Wednesday, August 29, 2012

Mechanical Man

Frank and friend case the joint.

««««  Robot and Frank. Written Christoper D. Ford. Directed by Jake Schreier.

It's the best of times and the worst of times for movie science fiction, but mostly just the latter. Though supreme at the box office, most onscreen science fiction has become the equivalent of the historical epics of the '50s and early '60's: empty spectacle, concocted by deeply unimaginative people to put fannies in the seats. Jules Verne and H.G. Wells didn't pioneer the genre to give the world the likes of Transformers: Revenge of the Fallen--or even brainless fun like The Avengers. In a way, it was better for sci-fi a couple of generations ago, when it was a despised, B-list genre. Exceeding expectations, and challenging our complacence, was easier then.
            So we're thankful for Jake Schreier's Robot and Frank, a small drama about some very big ideas. Frank Langella plays Frank, a septuagenarian ex-con living (or more precisely, "enduring") old age in our immediate future. Weary of the ten-hour round trip to visit him, his son (James Marsden) buys him a robot companion (voiced by Peter Sarsgaard) with the programmed goal to improve Frank's quality of life. "Let's start a garden," suggests the Robot with maddening, anodyne mildness. "Go screw yourself," grumbles Frank, who wants nothing more but to return to his former profession: breaking into people's houses.
            It's no spoiler to disclose that Frank gets his wish, although in a way he never would have anticipated. For unlike many of the much bigger movies that work this corner of the genre--AI and I, Robot come to mind--Christoper D. Ford's script for Robot and Frank recognizes that what's revolutionary about some technologies is not the technology itself, but what it brings forth in us. Where a less imaginative movie would have dwelled on the robot's "humanity", this one is more concerned with the possibility of human beings behaving humanely.
            Frank Langella is pitch-perfect. He's adrift in his world, both because it has left him behind and because aging is increasingly making him a stranger to himself. Langella shows flashes of Eastwood-esque crabbiness here, but seems to recognize that would be too obvious a choice. Instead, his character comes alive when he shows a child-like delight in his misbehavior, aided and abetted by his surprising accomplice.
            There's a Jobsian sleekness to the Robot, stylishly devoid of toggles and gyros and the other dagmars of classic robotdom. Sarsgaard voices it/him some of the same all-too-programmed compassion of HAL in 2001, as if some attitude switch is permanently set to "patronizing". When Ford has him declare to Frank "In the same way you know you are alive, I know I'm not," one can just about hear Descartes rolling in his tomb ("I think I am not, therefore I am not--?"). In this and many other ways, Robot and Frank is a genuine sleeper: the kind of movie that comes out of nowhere to remind you why you're sitting there in the dark. Not to be missed. 
© 2012 Nicholas Nicastro

Wednesday, August 22, 2012


Galifianakis and Ferrell, on the hustings.

[TASK DESCRIPTION] Duplicate the passage from the review of Robot and Frank, from "There's a Jobsian" up to and including "to be missed.". The lines that follow aren't needed for anything here.

[SOURCE EXCERPT]

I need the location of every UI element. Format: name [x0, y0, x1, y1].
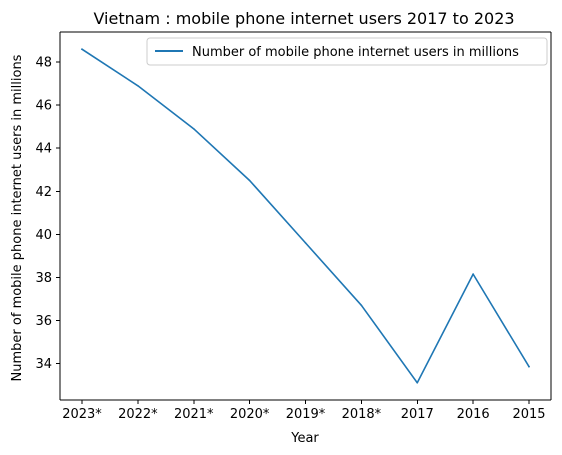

[SOLVED EXERCISE]
There's a Jobsian sleekness to the Robot, stylishly devoid of toggles and gyros and the other dagmars of classic robotdom. Sarsgaard voices it/him some of the same all-too-programmed compassion of HAL in 2001, as if some attitude switch is permanently set to "patronizing". When Ford has him declare to Frank "In the same way you know you are alive, I know I'm not," one can just about hear Descartes rolling in his tomb ("I think I am not, therefore I am not--?"). In this and many other ways, Robot and Frank is a genuine sleeper: the kind of movie that comes out of nowhere to remind you why you're sitting there in the dark. Not to be missed.